What is expected:
Determine how many lines below hold the string "werkzoekenden". Reply with the number alone.

··· Given data

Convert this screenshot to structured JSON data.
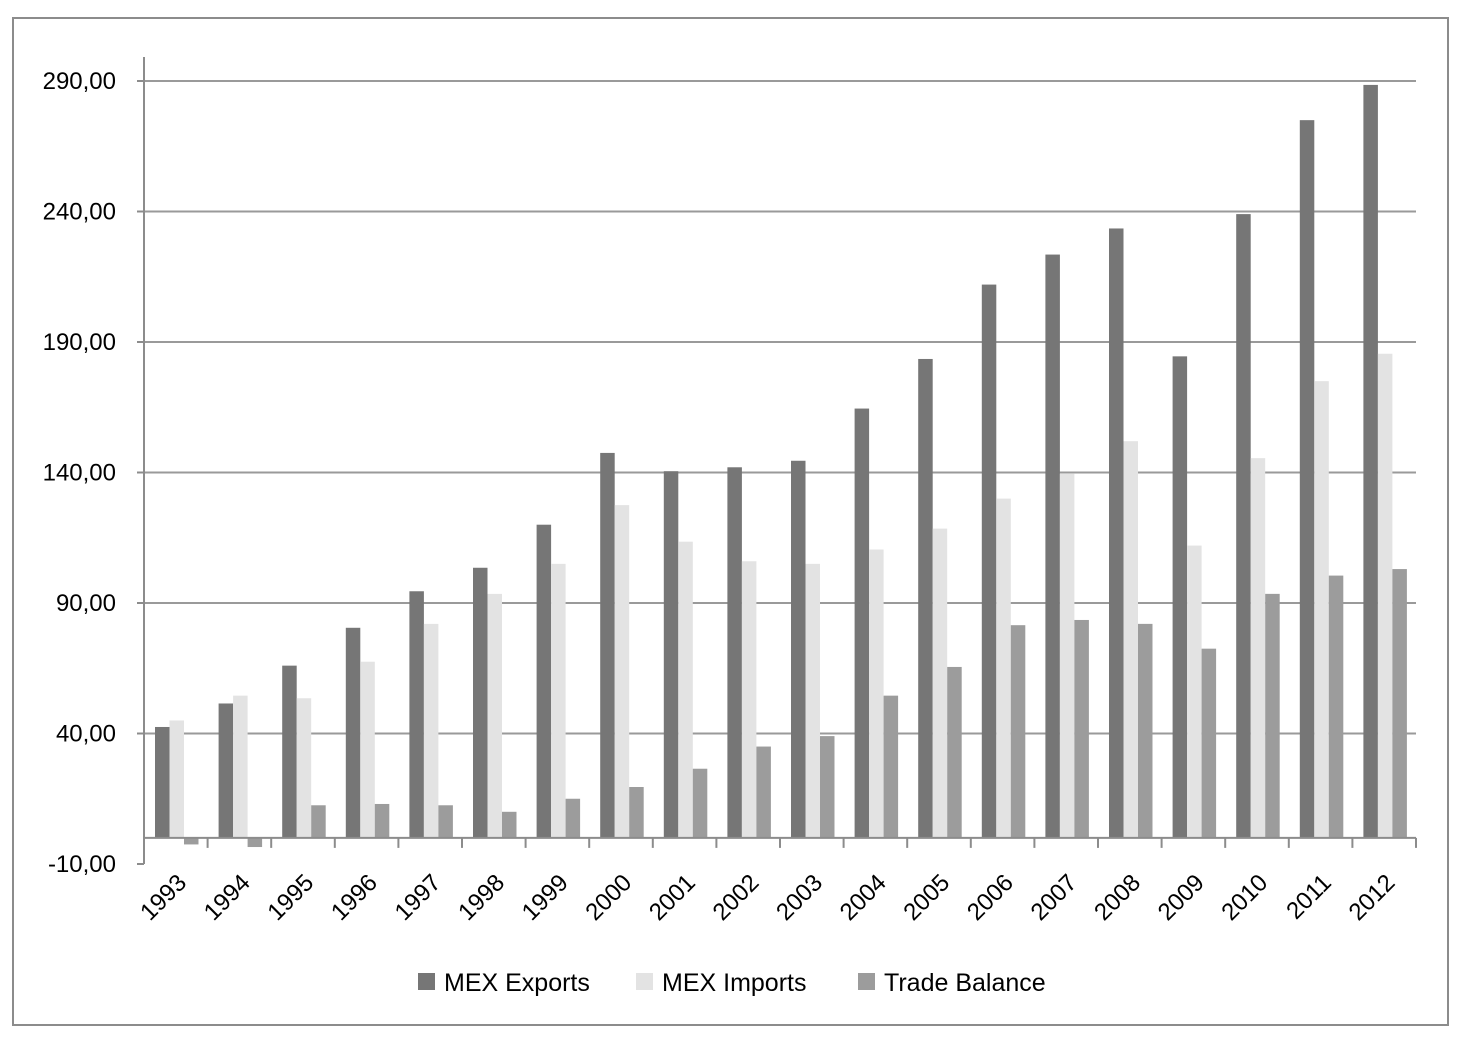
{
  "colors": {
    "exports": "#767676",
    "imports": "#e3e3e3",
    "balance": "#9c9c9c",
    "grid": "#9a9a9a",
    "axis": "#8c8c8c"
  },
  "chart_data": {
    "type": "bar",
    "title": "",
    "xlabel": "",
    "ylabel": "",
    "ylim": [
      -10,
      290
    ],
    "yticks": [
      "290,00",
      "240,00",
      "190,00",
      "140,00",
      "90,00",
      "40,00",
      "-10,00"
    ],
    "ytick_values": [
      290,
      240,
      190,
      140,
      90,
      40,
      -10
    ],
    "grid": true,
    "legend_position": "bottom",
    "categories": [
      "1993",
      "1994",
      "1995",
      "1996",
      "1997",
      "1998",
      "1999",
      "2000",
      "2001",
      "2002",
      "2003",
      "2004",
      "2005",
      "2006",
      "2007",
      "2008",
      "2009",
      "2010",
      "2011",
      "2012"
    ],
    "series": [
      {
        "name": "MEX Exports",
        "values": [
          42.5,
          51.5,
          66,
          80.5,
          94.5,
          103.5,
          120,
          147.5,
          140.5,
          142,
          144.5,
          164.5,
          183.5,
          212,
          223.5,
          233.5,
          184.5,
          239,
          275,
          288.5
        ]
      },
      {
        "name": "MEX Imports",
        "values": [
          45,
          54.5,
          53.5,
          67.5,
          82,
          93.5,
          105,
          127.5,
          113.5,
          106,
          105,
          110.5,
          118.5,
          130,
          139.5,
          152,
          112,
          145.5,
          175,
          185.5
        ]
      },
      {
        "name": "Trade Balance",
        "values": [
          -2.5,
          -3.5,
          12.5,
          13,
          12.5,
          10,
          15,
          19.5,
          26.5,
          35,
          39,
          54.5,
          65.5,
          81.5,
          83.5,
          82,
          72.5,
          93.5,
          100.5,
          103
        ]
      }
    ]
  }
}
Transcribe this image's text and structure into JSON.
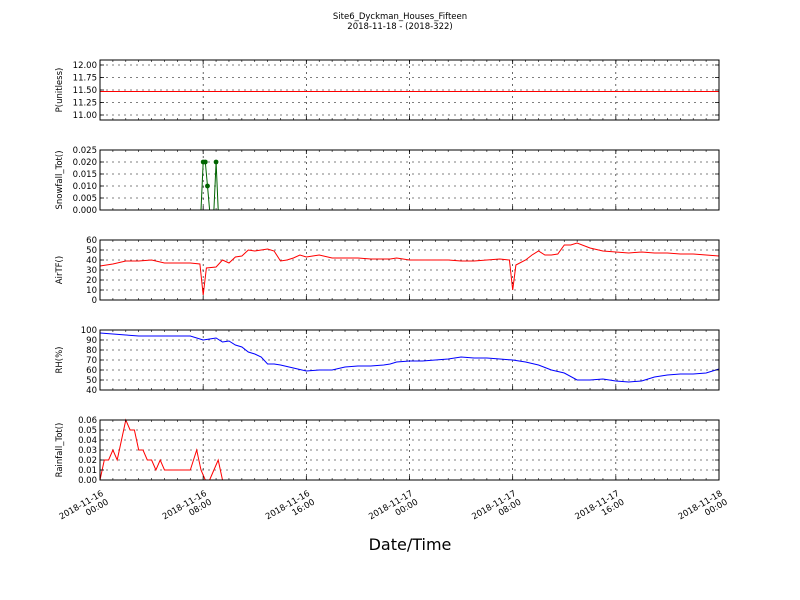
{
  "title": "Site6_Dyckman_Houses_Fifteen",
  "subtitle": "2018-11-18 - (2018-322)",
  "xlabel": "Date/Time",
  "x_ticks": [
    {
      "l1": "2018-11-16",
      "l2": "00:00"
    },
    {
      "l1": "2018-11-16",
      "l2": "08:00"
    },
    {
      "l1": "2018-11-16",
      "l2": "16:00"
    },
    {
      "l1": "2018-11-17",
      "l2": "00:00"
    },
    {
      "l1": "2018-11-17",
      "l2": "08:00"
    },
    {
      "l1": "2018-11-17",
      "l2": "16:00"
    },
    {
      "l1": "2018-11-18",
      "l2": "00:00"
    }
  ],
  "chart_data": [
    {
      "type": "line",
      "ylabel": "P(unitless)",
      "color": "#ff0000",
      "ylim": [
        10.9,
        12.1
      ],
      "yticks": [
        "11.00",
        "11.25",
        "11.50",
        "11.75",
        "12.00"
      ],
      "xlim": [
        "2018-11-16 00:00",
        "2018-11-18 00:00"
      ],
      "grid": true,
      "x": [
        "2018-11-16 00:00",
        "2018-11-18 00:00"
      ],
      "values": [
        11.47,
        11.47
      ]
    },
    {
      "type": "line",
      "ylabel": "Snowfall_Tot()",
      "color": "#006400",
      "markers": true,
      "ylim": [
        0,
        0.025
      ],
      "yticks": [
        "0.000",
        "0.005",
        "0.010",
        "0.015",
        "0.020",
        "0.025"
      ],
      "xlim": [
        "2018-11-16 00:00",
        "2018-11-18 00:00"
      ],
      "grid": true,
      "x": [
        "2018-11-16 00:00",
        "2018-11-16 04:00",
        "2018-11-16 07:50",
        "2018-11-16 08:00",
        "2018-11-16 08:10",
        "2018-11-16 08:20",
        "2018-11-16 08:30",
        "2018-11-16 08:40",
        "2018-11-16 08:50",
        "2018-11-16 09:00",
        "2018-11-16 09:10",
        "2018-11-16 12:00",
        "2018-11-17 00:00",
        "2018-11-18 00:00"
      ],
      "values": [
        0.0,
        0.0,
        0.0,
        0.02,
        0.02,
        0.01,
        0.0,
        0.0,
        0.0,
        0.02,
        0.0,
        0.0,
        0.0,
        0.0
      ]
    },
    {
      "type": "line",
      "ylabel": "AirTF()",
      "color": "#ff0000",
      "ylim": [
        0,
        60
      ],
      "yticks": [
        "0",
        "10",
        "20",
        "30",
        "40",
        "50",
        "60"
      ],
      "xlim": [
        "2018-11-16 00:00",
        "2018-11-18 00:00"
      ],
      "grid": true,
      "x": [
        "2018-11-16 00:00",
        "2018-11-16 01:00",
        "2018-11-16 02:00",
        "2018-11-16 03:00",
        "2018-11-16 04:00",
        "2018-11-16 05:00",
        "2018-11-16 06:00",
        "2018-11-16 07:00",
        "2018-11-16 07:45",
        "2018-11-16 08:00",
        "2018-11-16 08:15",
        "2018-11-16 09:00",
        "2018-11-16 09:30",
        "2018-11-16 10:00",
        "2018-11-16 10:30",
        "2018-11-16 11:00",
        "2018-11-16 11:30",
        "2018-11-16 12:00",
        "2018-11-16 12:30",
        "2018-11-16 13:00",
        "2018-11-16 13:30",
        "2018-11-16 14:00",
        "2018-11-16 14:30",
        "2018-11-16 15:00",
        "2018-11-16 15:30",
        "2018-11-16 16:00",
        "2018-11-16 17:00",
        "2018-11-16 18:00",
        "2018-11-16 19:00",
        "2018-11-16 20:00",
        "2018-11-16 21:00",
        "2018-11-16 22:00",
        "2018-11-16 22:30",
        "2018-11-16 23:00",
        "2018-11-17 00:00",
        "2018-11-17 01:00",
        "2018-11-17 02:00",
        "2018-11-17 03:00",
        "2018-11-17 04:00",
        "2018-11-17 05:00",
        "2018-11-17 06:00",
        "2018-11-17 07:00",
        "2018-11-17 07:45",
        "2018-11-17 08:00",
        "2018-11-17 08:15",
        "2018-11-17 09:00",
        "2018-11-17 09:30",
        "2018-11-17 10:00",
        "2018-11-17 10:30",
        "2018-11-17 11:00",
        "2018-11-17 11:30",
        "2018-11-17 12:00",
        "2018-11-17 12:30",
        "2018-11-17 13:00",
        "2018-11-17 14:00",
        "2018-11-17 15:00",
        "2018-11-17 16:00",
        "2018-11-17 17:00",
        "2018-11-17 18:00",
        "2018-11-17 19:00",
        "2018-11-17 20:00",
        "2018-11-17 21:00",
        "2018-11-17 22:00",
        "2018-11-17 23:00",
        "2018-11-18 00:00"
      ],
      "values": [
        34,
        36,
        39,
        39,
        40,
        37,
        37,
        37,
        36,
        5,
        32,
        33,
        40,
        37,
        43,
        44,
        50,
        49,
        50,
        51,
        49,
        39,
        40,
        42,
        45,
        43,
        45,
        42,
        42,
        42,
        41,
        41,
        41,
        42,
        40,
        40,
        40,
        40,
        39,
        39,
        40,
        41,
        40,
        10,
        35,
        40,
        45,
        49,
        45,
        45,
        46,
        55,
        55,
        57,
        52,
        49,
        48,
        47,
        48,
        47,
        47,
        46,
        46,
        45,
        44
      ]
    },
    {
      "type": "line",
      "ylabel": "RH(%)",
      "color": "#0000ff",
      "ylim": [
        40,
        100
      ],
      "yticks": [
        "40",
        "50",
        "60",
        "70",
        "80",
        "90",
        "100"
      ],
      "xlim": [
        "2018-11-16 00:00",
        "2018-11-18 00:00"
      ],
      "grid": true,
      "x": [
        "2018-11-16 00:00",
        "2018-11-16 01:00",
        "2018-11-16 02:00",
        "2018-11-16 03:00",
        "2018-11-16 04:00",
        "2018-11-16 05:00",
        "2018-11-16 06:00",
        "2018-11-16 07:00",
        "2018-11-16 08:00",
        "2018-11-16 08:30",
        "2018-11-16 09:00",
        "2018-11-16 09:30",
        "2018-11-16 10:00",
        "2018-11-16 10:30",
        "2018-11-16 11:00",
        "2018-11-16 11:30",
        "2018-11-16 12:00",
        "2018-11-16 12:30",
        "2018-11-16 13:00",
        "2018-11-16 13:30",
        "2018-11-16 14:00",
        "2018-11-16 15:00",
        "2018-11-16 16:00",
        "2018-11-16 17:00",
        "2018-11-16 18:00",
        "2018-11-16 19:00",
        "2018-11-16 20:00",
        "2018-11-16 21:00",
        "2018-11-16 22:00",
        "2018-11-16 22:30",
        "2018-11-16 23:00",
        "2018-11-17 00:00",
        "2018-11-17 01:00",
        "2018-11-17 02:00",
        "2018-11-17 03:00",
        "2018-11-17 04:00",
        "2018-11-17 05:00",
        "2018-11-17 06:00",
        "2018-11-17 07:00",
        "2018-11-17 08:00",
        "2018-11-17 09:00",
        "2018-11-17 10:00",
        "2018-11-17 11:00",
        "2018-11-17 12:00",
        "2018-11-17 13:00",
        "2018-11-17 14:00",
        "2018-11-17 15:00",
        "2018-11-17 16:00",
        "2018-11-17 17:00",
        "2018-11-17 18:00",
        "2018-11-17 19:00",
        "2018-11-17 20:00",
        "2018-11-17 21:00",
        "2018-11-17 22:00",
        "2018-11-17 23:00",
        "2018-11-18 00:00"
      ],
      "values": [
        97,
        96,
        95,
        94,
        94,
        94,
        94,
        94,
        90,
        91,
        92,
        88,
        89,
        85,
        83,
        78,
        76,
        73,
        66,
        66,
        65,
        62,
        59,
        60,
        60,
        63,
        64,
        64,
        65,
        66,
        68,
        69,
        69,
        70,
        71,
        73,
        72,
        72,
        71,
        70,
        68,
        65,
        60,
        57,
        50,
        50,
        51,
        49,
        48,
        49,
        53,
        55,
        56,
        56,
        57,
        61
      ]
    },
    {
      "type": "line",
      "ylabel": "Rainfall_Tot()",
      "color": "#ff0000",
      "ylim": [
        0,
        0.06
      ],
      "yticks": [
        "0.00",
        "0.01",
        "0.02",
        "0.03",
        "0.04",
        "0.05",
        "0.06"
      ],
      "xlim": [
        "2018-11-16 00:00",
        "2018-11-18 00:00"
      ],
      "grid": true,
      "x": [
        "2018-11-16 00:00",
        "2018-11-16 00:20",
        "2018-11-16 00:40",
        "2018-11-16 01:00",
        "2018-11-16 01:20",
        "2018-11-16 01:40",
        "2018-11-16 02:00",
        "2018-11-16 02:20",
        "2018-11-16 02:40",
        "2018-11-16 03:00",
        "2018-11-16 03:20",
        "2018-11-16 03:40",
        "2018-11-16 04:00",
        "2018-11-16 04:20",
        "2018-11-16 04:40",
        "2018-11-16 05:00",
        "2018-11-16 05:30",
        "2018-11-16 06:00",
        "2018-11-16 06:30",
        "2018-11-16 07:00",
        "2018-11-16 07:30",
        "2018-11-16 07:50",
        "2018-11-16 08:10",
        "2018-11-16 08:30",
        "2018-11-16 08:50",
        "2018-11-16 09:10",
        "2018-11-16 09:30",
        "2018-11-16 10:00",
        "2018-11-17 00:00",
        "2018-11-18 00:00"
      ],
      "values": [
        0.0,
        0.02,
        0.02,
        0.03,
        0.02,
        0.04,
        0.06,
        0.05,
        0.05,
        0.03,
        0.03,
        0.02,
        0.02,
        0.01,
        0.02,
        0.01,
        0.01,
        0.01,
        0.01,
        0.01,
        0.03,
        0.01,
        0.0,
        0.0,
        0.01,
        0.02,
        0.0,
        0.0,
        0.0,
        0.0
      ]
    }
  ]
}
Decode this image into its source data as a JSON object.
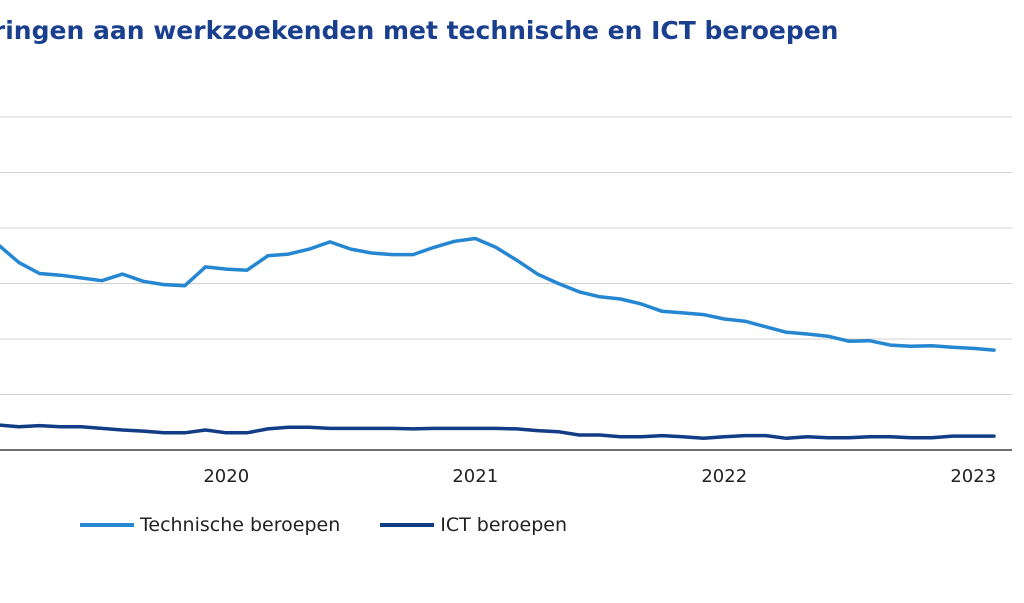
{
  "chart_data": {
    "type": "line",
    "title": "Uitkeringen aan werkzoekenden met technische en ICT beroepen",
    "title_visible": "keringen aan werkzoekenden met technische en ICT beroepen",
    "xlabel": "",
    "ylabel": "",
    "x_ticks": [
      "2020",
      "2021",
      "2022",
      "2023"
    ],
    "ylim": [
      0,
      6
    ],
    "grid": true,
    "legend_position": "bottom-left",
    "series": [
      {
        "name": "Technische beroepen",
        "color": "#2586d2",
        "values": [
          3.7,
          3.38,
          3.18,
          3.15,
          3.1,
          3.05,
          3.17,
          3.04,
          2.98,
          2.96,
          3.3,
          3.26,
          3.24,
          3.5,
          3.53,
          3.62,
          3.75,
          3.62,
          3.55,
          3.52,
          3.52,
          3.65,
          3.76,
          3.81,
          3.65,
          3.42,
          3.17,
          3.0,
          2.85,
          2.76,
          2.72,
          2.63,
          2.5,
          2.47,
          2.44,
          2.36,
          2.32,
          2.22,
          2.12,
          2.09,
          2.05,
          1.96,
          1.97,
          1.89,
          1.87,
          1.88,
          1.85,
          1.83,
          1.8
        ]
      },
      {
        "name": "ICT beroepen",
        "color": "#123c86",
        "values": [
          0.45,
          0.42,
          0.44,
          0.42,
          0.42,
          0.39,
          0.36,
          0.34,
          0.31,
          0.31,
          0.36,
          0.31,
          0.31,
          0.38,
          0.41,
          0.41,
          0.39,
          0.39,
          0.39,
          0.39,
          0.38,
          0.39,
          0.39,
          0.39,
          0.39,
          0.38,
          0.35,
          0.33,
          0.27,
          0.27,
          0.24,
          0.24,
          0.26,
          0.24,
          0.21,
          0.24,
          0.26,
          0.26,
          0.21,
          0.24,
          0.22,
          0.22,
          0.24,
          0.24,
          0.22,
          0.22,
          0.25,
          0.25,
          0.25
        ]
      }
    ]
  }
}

······

Solution:
2